Begin TASK MATERIAL

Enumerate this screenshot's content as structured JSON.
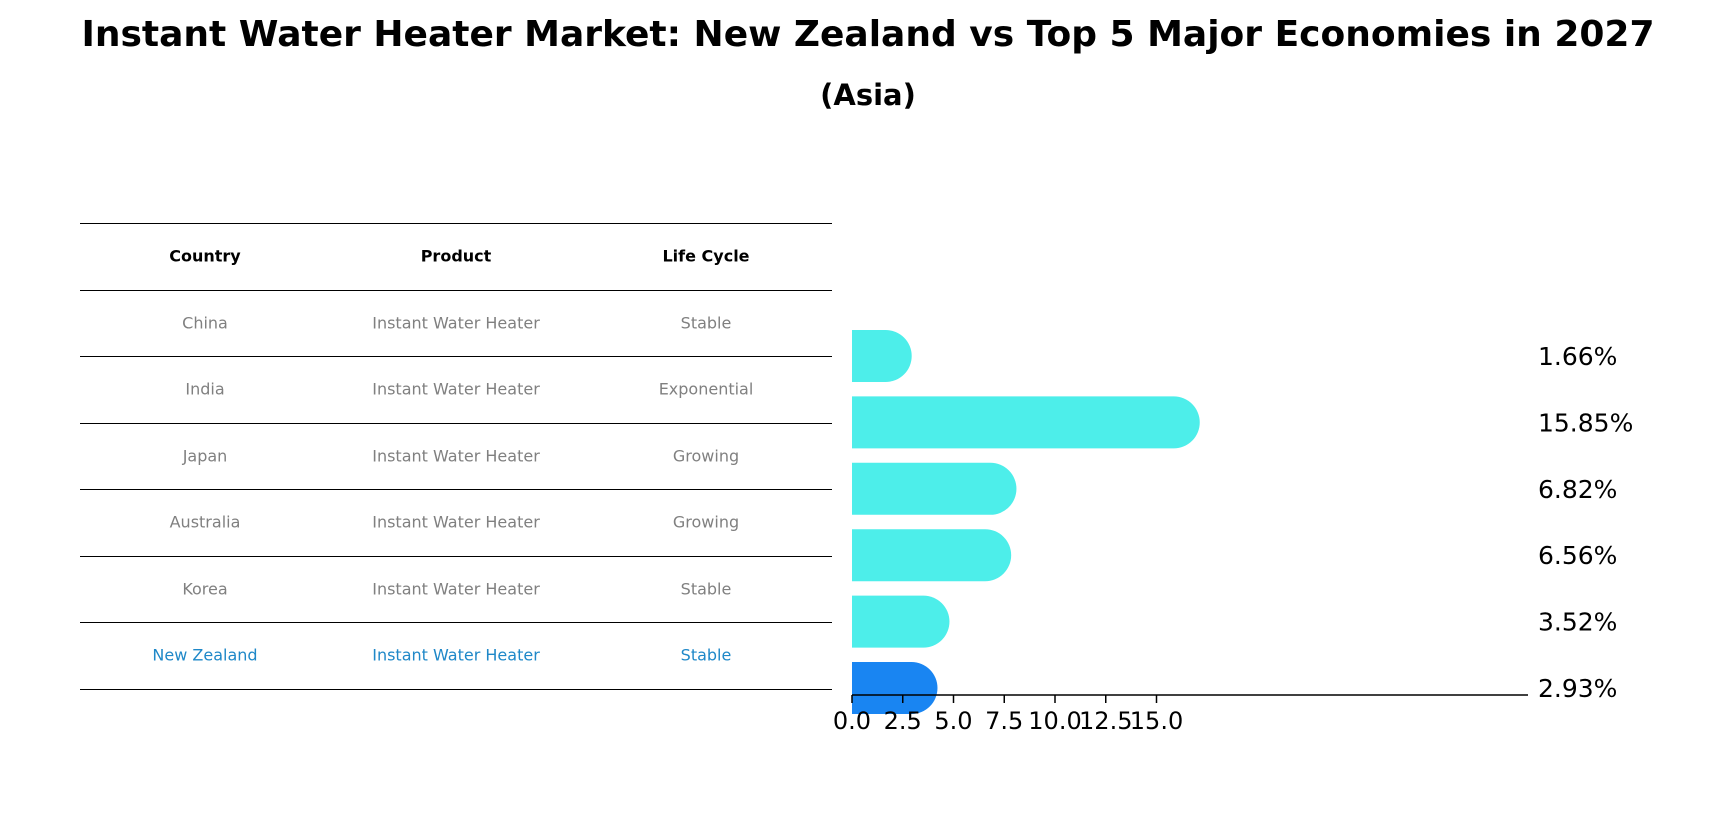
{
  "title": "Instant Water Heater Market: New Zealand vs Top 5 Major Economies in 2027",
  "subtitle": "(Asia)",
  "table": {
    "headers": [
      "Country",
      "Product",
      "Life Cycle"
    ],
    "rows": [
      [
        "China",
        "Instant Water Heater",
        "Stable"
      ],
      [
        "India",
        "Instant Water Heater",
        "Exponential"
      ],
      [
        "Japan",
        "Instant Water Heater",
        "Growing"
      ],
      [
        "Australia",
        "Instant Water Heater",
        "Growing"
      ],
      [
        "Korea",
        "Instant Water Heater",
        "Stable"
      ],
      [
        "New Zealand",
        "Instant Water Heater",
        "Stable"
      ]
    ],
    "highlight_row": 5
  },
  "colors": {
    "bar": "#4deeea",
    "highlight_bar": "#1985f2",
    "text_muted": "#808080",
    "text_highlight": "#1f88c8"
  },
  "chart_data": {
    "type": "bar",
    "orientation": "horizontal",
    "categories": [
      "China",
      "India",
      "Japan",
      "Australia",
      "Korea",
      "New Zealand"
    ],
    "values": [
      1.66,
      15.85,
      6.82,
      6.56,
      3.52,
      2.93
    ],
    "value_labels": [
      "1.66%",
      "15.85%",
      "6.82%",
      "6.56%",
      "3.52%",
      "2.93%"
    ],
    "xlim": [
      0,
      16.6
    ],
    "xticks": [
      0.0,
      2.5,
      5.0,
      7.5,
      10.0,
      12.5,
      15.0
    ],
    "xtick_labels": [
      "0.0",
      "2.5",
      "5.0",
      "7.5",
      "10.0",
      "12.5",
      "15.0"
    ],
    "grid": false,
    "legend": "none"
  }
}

End TASK MATERIAL

- _TASK REQUIREMENTS_
Pictures are not part of the copy; output everything else in the records exactly.

- _ANSWER IN FULL_
Enumerate this screenshot's content as structured JSON.
{
  "title": "Instant Water Heater Market: New Zealand vs Top 5 Major Economies in 2027",
  "subtitle": "(Asia)",
  "table": {
    "headers": [
      "Country",
      "Product",
      "Life Cycle"
    ],
    "rows": [
      [
        "China",
        "Instant Water Heater",
        "Stable"
      ],
      [
        "India",
        "Instant Water Heater",
        "Exponential"
      ],
      [
        "Japan",
        "Instant Water Heater",
        "Growing"
      ],
      [
        "Australia",
        "Instant Water Heater",
        "Growing"
      ],
      [
        "Korea",
        "Instant Water Heater",
        "Stable"
      ],
      [
        "New Zealand",
        "Instant Water Heater",
        "Stable"
      ]
    ],
    "highlight_row": 5
  },
  "colors": {
    "bar": "#4deeea",
    "highlight_bar": "#1985f2",
    "text_muted": "#808080",
    "text_highlight": "#1f88c8"
  },
  "chart_data": {
    "type": "bar",
    "orientation": "horizontal",
    "categories": [
      "China",
      "India",
      "Japan",
      "Australia",
      "Korea",
      "New Zealand"
    ],
    "values": [
      1.66,
      15.85,
      6.82,
      6.56,
      3.52,
      2.93
    ],
    "value_labels": [
      "1.66%",
      "15.85%",
      "6.82%",
      "6.56%",
      "3.52%",
      "2.93%"
    ],
    "xlim": [
      0,
      16.6
    ],
    "xticks": [
      0.0,
      2.5,
      5.0,
      7.5,
      10.0,
      12.5,
      15.0
    ],
    "xtick_labels": [
      "0.0",
      "2.5",
      "5.0",
      "7.5",
      "10.0",
      "12.5",
      "15.0"
    ],
    "grid": false,
    "legend": "none"
  }
}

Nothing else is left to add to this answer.